AUTHOR INSIGHT: MEET AMANDA CURTIN

Amanda CurtinAmanda Curtin is a writer and book editor, who lives in Perth, Western Australia with her husband and cat in a house that used to be a general store selling milk and bread, newspapers and petrol, and phone calls for ‘tuppence’. Her first novel, The Sinkings, was published in 2008 to critical acclaim and her award-winning short stories have been widely published in literary journals and anthologies, before being collected in Inherited to further acclaim in 2011. Amanda will be my guest, with Ian Reid, at my first Stories on Stage event for 2014 on Feb 5. If you live in Perth, come along!

Monique: Tell me a bit about how you became a writer.

Amanda: I’ve worked in publishing for almost thirty years, as a freelance book editor. When I decided to take some units in writing as part of an undergraduate degree, it was with the intention of experiencing and learning from the creative process, putting myself on the ‘other side’ of the editing relationship—becoming a better editor. But in the process, I discovered (or perhaps rediscovered) what it was I was meant to be doing.

Monique: Your second novel Elemental was released to critical acclaim earlier this year, with one reviewer describing it as “exquisite”. It’s on my to-read shelf – can you tell me what I have to look forward to with it?

The tasks:
**1.** Reproduce word for word the part of the Amanda Curtin interview between "Monique: Your second" and "to with it?", inclusive.
**2.** Using the Amanda Curtin interview, decide whether each statement agrees with it, answering yes or no and quoting the words that settle it: (a) Curtin's first novel came out in 2008. (b) Curtin has spent about fifty years working in publishing. (c) Curtin's house was once a general store.

Dataset content:
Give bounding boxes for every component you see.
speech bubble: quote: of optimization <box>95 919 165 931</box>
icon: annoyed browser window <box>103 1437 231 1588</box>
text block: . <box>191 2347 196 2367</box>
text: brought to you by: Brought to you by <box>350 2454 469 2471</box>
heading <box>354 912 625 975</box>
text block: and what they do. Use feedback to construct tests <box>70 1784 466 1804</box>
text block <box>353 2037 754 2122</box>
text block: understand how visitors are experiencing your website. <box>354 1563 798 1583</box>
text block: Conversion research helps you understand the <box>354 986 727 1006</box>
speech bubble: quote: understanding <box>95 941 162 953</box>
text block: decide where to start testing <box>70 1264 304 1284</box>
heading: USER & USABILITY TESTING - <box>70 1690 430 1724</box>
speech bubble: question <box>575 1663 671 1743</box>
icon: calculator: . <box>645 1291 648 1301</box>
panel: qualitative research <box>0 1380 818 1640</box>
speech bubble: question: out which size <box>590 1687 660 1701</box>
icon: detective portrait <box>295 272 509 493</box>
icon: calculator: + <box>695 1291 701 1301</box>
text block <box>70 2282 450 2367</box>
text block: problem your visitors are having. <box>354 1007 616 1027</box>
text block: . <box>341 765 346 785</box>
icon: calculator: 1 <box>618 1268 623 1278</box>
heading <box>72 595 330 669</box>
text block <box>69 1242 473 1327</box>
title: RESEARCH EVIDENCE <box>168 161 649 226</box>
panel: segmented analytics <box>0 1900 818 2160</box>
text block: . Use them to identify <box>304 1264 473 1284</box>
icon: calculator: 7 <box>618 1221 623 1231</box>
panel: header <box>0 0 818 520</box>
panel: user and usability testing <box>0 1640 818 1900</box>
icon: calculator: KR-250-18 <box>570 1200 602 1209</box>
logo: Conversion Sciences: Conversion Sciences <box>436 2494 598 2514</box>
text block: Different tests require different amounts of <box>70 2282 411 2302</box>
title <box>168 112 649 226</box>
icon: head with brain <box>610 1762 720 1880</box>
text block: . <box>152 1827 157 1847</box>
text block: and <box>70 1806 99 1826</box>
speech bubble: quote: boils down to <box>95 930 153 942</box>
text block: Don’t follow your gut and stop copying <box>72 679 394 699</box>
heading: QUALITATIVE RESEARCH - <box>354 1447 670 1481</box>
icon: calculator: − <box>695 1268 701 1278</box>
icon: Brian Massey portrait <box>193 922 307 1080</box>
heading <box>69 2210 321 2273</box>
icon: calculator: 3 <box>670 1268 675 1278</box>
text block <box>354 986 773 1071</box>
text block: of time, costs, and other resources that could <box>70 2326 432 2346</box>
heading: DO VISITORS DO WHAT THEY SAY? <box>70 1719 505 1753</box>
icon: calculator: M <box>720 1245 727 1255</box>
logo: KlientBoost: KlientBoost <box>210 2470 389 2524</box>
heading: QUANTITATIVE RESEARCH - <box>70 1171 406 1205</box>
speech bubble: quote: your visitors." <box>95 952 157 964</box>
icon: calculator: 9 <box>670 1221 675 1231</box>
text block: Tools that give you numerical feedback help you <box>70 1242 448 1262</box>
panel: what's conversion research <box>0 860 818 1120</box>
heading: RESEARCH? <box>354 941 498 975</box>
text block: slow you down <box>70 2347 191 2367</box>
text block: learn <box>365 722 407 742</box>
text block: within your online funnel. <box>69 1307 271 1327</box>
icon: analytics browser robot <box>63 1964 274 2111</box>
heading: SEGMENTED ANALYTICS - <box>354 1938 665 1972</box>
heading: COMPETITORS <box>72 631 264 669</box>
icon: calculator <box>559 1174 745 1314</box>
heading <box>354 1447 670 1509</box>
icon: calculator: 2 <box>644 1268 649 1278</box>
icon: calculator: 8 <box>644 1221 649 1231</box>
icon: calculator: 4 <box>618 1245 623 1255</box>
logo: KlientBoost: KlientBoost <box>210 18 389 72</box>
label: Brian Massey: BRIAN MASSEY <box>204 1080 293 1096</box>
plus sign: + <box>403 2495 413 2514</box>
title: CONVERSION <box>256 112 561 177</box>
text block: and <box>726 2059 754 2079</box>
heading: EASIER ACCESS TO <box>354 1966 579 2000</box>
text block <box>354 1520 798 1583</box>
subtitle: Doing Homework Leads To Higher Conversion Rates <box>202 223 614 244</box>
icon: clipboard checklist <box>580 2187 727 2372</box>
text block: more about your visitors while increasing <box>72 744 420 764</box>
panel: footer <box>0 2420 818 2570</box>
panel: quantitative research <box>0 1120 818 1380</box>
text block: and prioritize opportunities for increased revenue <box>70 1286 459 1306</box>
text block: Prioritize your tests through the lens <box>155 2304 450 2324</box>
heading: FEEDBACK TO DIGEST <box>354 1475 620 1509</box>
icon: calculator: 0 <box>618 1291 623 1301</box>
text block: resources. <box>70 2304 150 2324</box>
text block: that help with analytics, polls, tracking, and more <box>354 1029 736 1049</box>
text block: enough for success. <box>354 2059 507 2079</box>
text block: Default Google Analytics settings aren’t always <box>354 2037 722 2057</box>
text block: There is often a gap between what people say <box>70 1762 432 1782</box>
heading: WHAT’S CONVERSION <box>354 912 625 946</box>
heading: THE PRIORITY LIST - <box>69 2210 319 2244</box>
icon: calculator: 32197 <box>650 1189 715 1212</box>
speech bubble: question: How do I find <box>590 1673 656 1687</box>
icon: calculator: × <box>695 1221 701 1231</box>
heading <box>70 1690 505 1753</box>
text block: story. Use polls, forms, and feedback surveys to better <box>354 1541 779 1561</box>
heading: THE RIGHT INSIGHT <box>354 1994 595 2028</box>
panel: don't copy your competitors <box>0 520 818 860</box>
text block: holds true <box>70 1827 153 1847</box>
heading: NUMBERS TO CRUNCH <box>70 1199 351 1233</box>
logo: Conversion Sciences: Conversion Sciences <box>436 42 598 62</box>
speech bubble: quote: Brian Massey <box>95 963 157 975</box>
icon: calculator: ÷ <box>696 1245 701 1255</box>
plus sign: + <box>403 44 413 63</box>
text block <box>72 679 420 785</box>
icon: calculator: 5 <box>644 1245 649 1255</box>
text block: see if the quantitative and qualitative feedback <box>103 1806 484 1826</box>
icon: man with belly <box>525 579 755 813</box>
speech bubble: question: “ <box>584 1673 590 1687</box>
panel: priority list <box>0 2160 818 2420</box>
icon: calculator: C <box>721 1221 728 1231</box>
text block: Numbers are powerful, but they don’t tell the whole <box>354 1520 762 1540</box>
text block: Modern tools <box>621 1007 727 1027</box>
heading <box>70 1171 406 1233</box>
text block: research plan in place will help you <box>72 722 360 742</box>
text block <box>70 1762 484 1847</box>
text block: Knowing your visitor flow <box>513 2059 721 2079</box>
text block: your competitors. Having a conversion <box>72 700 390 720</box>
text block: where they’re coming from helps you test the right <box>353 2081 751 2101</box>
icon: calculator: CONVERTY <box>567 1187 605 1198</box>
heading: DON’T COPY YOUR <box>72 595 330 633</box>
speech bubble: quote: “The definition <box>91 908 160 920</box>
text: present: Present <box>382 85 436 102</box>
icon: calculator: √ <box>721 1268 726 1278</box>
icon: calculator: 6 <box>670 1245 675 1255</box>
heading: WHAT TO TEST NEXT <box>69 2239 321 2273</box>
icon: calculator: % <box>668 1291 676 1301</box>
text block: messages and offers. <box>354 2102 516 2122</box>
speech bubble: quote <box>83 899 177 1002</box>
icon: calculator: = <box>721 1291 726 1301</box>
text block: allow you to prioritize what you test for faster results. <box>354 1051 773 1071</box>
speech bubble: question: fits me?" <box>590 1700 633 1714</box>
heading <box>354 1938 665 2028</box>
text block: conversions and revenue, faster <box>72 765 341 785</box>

Worked answers:
**1.**
Monique: Your second novel Elemental was released to critical acclaim earlier this year, with one reviewer describing it as “exquisite”. It’s on my to-read shelf – can you tell me what I have to look forward to with it?

**2.**
(a) Yes: "Her first novel, The Sinkings, was published in 2008 to critical acclaim"
(b) No: "I’ve worked in publishing for almost thirty years"
(c) Yes: "in a house that used to be a general store"